=== Set task ===
Gather every line from the entries below that includes "this".

Some records
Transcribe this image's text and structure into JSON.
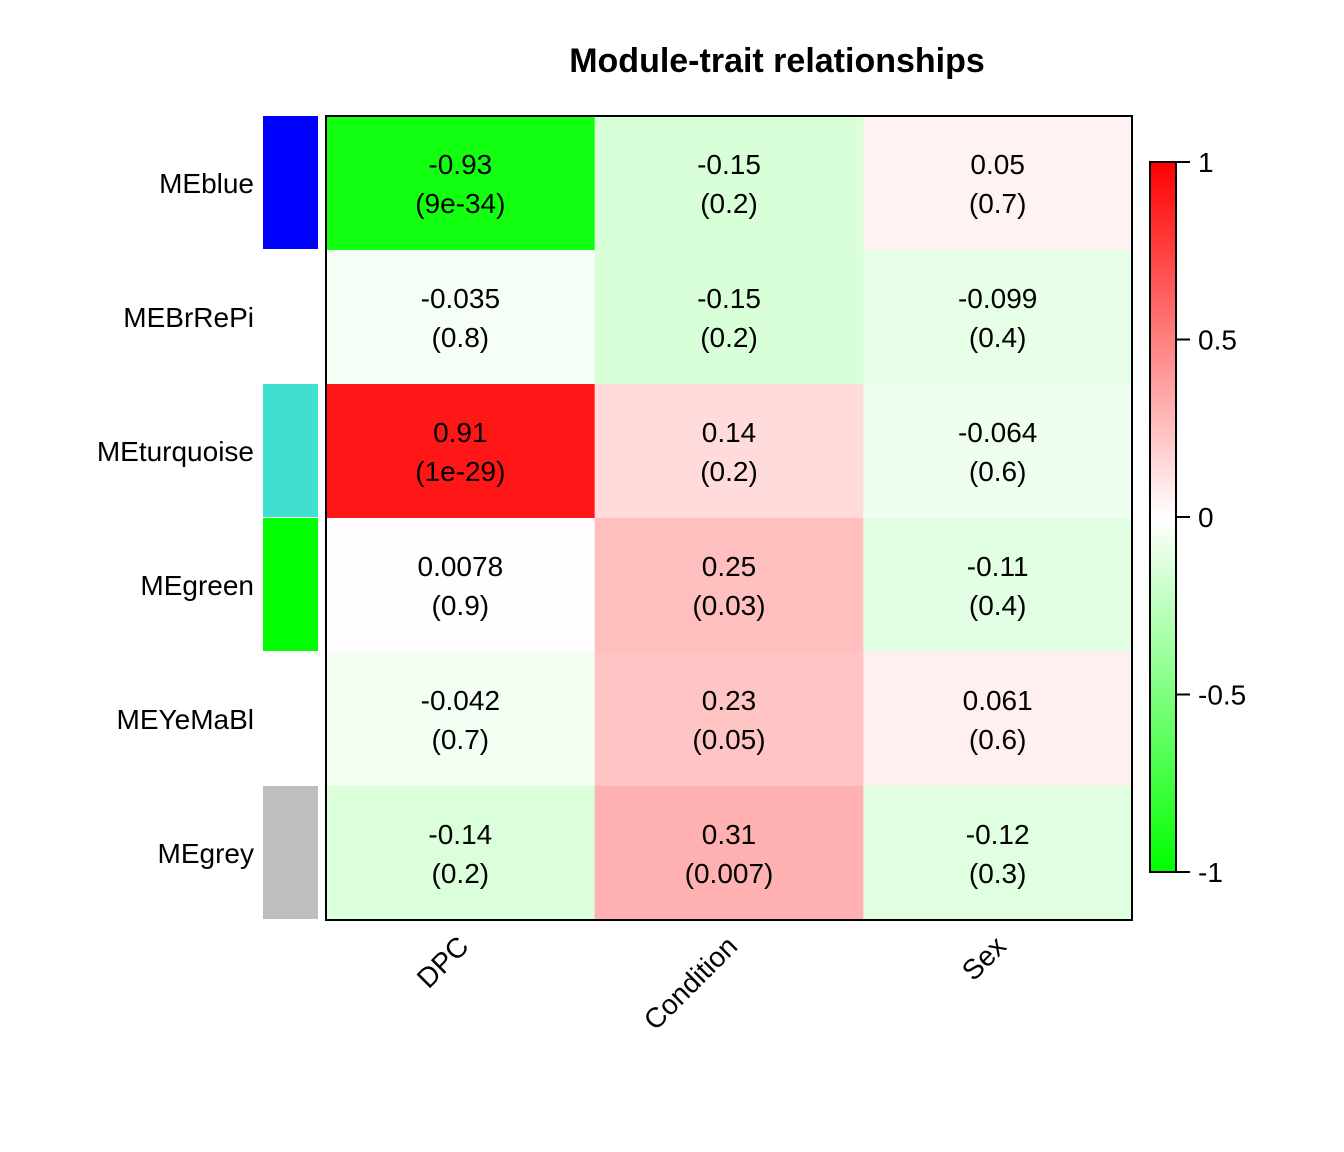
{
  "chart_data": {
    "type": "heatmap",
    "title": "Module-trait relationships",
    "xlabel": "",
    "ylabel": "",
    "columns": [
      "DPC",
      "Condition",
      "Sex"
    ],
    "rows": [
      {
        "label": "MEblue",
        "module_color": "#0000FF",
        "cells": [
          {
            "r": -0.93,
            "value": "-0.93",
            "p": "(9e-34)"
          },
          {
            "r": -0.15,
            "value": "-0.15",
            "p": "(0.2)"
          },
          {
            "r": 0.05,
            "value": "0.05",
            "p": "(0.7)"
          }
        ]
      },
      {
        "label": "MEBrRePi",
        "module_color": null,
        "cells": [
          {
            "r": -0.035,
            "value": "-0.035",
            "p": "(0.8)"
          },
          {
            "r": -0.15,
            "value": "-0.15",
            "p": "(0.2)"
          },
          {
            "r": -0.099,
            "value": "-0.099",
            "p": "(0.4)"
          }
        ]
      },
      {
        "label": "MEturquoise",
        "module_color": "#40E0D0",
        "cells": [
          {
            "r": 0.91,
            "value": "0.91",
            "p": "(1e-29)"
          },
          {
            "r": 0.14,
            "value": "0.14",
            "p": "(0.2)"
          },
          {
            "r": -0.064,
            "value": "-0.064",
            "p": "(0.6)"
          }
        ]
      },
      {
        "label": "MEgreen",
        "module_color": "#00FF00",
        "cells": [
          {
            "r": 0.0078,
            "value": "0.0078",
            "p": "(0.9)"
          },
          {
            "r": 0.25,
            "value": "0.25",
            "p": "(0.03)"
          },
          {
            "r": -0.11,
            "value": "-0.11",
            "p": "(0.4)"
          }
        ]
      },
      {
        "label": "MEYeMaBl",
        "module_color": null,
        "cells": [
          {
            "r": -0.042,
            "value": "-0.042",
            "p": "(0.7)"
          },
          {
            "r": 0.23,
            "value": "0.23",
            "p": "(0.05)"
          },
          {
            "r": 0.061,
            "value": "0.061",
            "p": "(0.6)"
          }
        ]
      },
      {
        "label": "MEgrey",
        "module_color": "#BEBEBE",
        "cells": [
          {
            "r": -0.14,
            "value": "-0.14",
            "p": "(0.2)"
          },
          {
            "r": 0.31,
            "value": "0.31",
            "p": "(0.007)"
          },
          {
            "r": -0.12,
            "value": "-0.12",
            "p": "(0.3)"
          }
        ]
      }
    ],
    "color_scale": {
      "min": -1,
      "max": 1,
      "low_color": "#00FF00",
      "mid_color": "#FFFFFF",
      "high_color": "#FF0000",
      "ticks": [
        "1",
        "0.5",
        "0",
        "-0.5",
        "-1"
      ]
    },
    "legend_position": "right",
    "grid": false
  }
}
---
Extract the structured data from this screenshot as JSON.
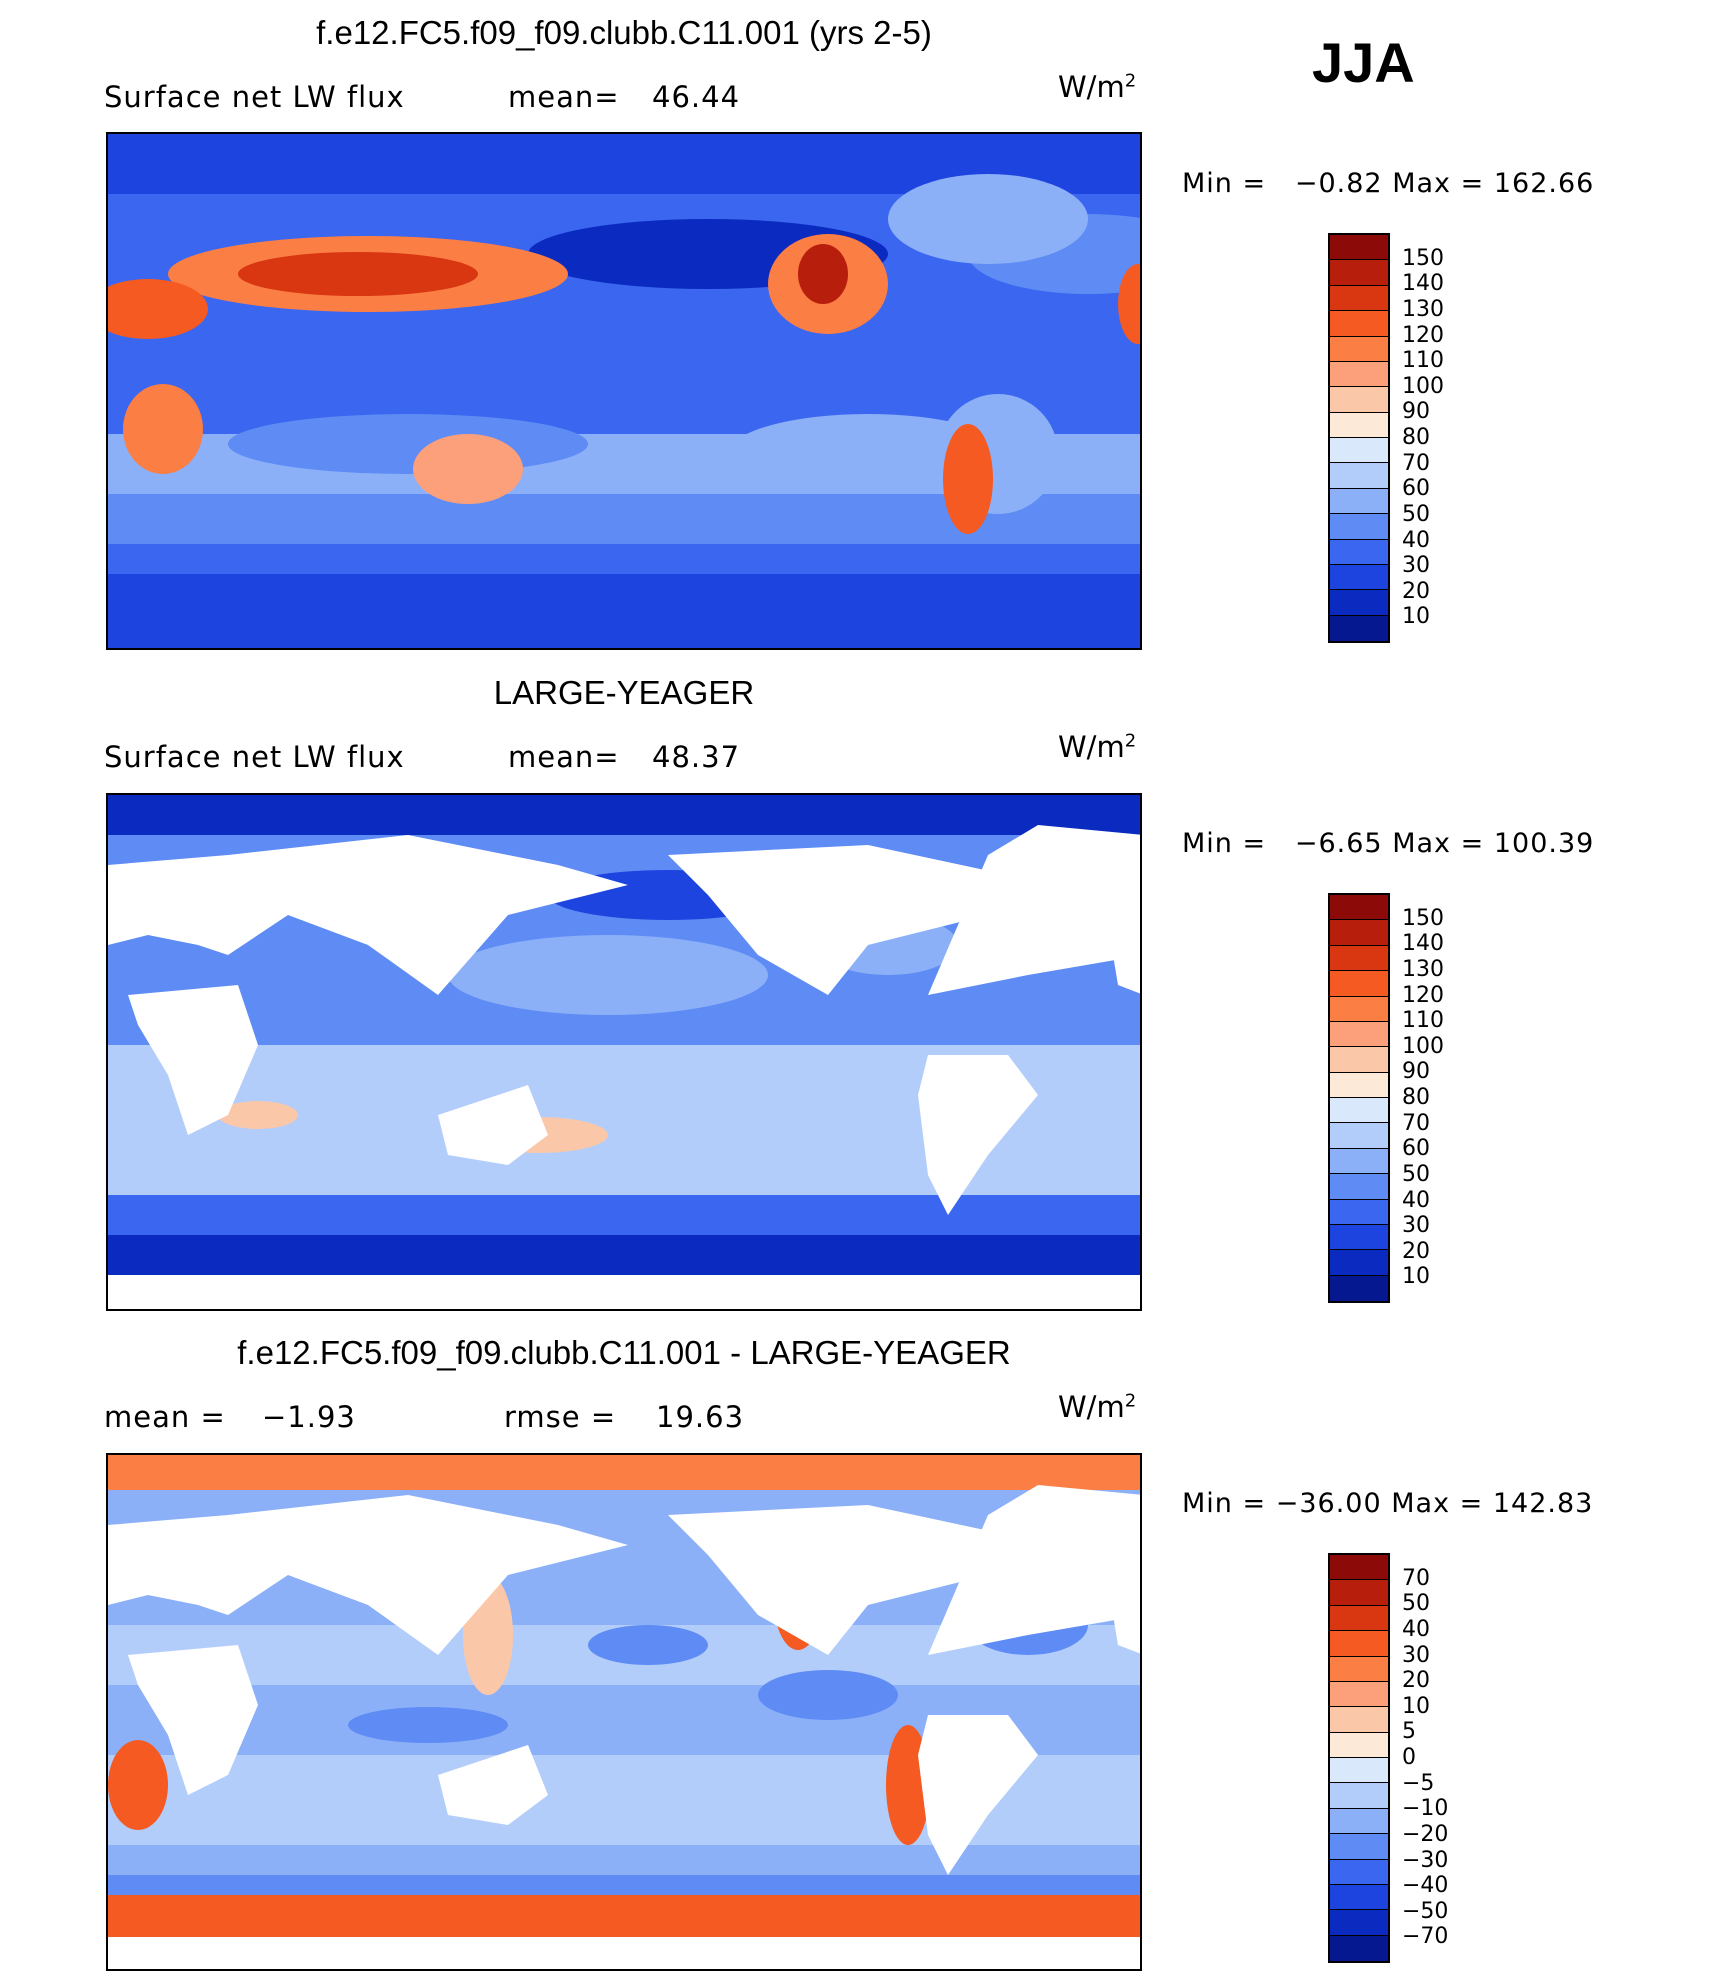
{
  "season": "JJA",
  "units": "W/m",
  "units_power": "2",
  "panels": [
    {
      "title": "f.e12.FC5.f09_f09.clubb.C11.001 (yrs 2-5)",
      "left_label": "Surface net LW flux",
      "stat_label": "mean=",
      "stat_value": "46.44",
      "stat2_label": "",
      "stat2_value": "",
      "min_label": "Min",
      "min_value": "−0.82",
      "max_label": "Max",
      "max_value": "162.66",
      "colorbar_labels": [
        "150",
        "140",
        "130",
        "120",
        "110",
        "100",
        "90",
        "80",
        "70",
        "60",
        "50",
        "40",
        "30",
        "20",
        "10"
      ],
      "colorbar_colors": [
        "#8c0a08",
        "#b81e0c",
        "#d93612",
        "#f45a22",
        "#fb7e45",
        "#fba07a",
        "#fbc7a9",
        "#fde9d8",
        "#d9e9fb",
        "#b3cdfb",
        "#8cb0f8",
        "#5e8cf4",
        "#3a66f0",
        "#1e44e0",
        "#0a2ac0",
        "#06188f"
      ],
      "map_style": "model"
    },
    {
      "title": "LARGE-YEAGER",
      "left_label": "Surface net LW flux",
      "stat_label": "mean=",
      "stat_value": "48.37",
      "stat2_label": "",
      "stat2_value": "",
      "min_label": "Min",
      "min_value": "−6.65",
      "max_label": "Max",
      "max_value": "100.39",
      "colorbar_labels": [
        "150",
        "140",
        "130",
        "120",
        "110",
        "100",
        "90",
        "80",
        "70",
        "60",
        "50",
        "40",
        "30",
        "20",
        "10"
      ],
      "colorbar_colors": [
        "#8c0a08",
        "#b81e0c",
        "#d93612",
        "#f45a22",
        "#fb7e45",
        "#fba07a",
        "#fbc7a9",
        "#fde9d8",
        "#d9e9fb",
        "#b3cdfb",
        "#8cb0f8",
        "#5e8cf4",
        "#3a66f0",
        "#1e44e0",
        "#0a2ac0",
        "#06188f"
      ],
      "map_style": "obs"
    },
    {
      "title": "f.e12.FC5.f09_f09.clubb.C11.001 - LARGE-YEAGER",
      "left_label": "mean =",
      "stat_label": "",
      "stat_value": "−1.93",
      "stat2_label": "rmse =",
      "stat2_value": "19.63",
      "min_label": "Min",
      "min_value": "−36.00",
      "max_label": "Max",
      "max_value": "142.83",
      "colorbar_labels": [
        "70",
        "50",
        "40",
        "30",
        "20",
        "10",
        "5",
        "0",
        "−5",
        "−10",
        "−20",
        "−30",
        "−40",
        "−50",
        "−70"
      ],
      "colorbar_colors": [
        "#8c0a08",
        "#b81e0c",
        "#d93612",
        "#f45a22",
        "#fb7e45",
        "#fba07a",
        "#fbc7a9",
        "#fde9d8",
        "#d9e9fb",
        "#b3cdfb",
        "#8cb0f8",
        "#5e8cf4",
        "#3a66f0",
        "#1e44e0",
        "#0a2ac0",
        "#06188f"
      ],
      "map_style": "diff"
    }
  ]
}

=== Full solution ===
Transcribe this image's text and structure into JSON.
Extract the structured data from this screenshot as JSON.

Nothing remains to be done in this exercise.